[Texto para leer]
§

Por lo demás, la vida en aquella época trascurría plácidamente, sin apenas sobresaltos. Mi padre comenzó a ocuparse de nuestra educación como Testigos de Jehová, utilizando para ello pricipalmente el libro "Escuchando al gran maestro", un libro publicado por los testigos de Jehová y especialmente pensado para que los niños se familiarizaran con las enseñanzas de Jesús, o al menos con esas enseñanzas vistas bajo el prisma de la doctrina de los testigos. Por ejemplo, había un capítulo dedicado a explicar por qué no debíamos celebrar los cumpleaños: en el cumpleaños de Herodes, Juan el Bautista fue ejecutado. Esto, añadido a que en el único otro cumpleaños que se cita en la Biblia, el cumpleaños del faraón que liberó a José, fue ejecutada otra persona es la base que tienen los testigos de Jehová para prohibir los cumpleaños. En ningún lugar de la Biblia podréis encontrar un miserable versículo que prohiba expresamente la celebración de cumpleaños, pero bastan estos dos episodios para que varios millones de testigos de Jehová no celebren su cumpleaños. Curioso, ¿verdad?

Cada vez que uno de mis compañeros del colegio cumplía años solía traer caramelos para repartirlos en la clase. Yo debía mantenerme al margen de todo esto, así que no podía aceptar los caramelos ni, por supuesto, felicitar al homenajeado. Esto chocaba mucho a mis compañeros, algunos se enfadaban y otros lo tomaban con filosofía, encogiéndose de hombros y pensando: pobrecito, es testigo de Jehová. Finalmente entre todos urdimos una treta: en vez de darme los caramelos el día del cumpleaños me los daban al día siguiente y así ya podía aceptarlos sin problemas teológicos. Si de esto se hubiera enterado mi padre no creo que le hubiera parecido muy bien, pero mi conciencia infantil lo encontraba aceptable.

§

[Listado de elementos y coordenadas]
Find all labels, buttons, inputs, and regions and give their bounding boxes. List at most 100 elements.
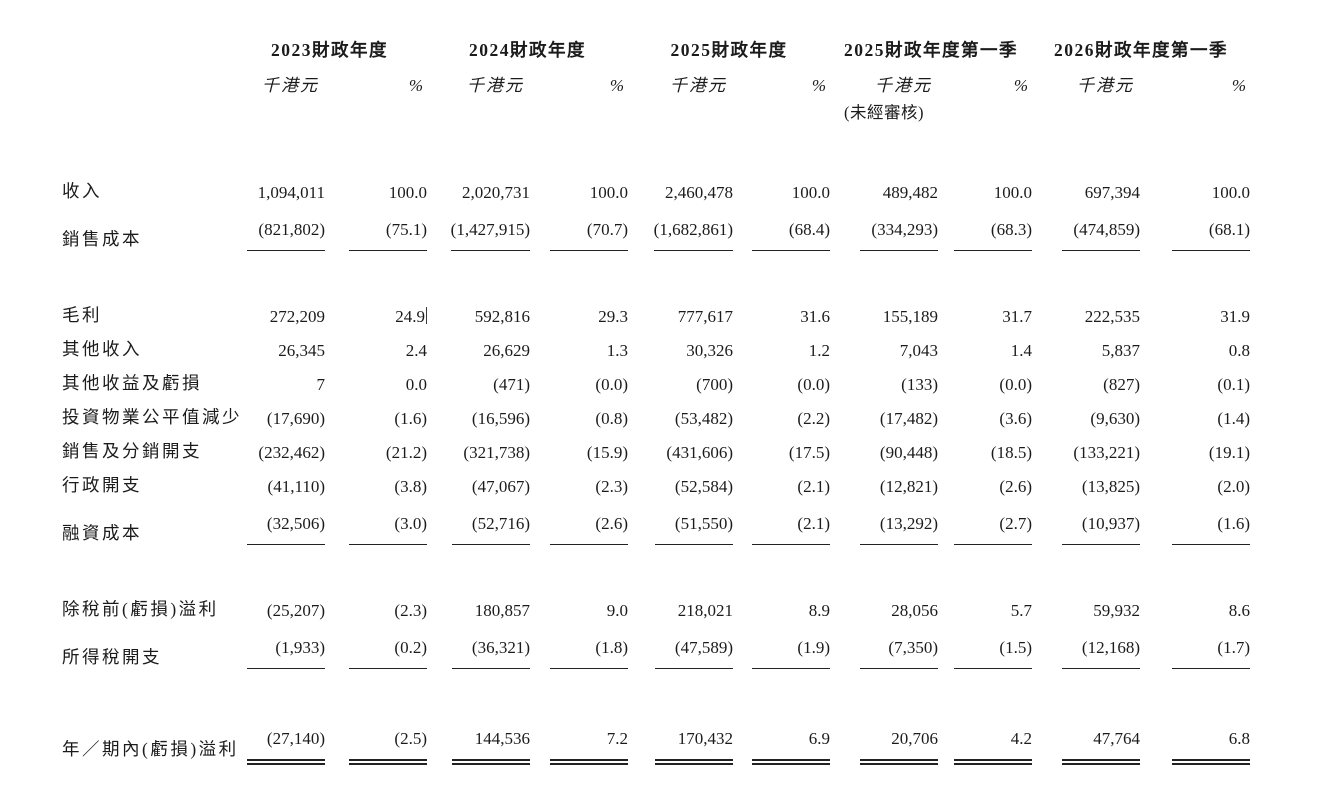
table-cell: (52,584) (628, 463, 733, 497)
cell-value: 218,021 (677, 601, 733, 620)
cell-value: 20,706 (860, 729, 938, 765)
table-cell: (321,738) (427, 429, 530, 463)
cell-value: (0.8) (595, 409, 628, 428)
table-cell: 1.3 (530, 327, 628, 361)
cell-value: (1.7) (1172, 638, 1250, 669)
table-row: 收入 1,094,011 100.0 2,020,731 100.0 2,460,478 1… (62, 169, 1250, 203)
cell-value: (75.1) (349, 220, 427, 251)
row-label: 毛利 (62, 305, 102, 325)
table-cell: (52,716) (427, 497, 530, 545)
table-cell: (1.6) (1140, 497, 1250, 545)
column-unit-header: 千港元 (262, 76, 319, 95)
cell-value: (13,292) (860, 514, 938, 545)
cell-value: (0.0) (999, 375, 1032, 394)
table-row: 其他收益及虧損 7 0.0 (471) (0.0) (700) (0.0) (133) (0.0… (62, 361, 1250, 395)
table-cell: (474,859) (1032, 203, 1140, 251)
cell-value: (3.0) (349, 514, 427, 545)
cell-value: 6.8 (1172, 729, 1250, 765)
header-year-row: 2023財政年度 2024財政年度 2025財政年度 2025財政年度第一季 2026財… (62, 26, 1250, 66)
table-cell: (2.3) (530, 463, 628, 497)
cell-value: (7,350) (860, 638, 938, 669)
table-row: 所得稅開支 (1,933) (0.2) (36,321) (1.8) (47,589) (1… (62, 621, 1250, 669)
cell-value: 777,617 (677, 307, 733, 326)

§

[Tareas pendientes]
1. ¿Podrías transcribir literalmente el fragmento del relato sobre los cumpleaños que va desde "Cada vez que" hasta "lo encontraba aceptable.", ambos incluidos?
2. ¿Puedes resumir en dos oraciones el relato sobre los cumpleaños?
3. ¿Puedes continuar el relato sobre los cumpleaños a partir de su última oración?

[Respuestas en orden]
1.
Cada vez que uno de mis compañeros del colegio cumplía años solía traer caramelos para repartirlos en la clase. Yo debía mantenerme al margen de todo esto, así que no podía aceptar los caramelos ni, por supuesto, felicitar al homenajeado. Esto chocaba mucho a mis compañeros, algunos se enfadaban y otros lo tomaban con filosofía, encogiéndose de hombros y pensando: pobrecito, es testigo de Jehová. Finalmente entre todos urdimos una treta: en vez de darme los caramelos el día del cumpleaños me los daban al día siguiente y así ya podía aceptarlos sin problemas teológicos. Si de esto se hubiera enterado mi padre no creo que le hubiera parecido muy bien, pero mi conciencia infantil lo encontraba aceptable.

2. Quien narra recibió de su padre una educación como testigo de Jehová con el libro "Escuchando al gran maestro", que explicaba que no se celebran los cumpleaños porque en los dos que cita la Biblia fue ejecutada una persona, aunque ningún versículo los prohíbe expresamente. En el colegio no podía aceptar los caramelos que sus compañeros repartían en su cumpleaños, hasta que entre todos urdieron la treta de dárselos al día siguiente para que pudiera aceptarlos sin problemas teológicos.

3.
Ya era bastante mayorcito como para asistir a todas las reuniones y para acompañar a mi padre a "predicar", es decir, a visitar las casas de los vecinos de Alcorcón intentando vender las publicaciones de los testigos. Quizás a alguno de los que lean este post les choque que diga "vender", pero es que en aquella época, las publicaciones se vendían por un precio fijo que venía en la propia portada de la revista. Posteriormente, a finales de los 80 si no recuerdo mal, se cambió esto, y las publicaciones comenzaron a ofrecerse a cambio de un donativo voluntario. Esto se explicó entonces aduciendo que las enseñanzas de la Biblia había que ofrecerlas gratuitamente, pero en realidad era una maniobra para evitar que el estado español pudiera pensar que la distribución de las publicaciones era una actividad lucrativa, como había ocurrido en otros países.

Ir a predicar es una actividad de lo más aburrida. Para mí era un sufrimiento insoportable. Normalmente cada "jornada" de predicación duraba 2 horas: 2 horas de subir y bajar escaleras, de aguantar insultos y desprecios, de poner buena cara aunque por dentro te hirviera la sangre... De vez en cuando leo por ahí comentarios de gente que presume de haber pasado un buen rato insultando o vejando a los testigos que habían llamado a su puerta. Yo entiendo que para el que recibe continuamente sus visitas son una especie de plaga, pero me da pena ver que se olvida que tras el testigo de Jehová que tan ridículo nos parece, con su traje, su corbata y sus extrañas creencias, hay una persona tan digna de respeto como las demás, que se limita a cumplir con la que cree que es su misión en la vida. Por favor, recordad esto la próxima vez que os visiten u os aborden por la calle. Es tan fácil (o difícil) "deshacerse" de un testigo de Jehová usando buenos o malos modales, ¿o no?

martes, 3 de julio de 2007

En el colegio. Parte segunda: parvulitos.

En la España que me tocó vivir antes de comenzar la Educación General Básica (E.G.B.) se cursaban uno o dos años de “parvulitos”, similares a lo que hoy se conoce como cursos de preescolar.

Mi profesora de parvulitos se llamaba María. Por aquél entonces me parecía una mujer mayor, pero imagino que debía tener entre veinte y treinta años. Era bastante agradable, y con ella aprendimos a leer. Aún recuerdo mi primer día de clase. Mi madre me llevó de la mano hasta la escuela, y me acompañó hasta la que iba a ser mi aula. Yo fui contento durante todo el trayecto, sintiéndome importante por ser mi primer día de escuela. Mis padres me habían enseñado a leer un poco, y ya era capaz de escribir algunas letras, y me habían prometido que en el colegio aprendería mucho más. Pero cuando la señorita María dijo algo así como “ven, te quedas conmigo” y vi que mi madre se iba me entró el pánico y me puse a berrear como loco. Los siguientes dos o tres días fueron similares, hasta que finalmente acepté con resignación que debía quedarme me gustara o no.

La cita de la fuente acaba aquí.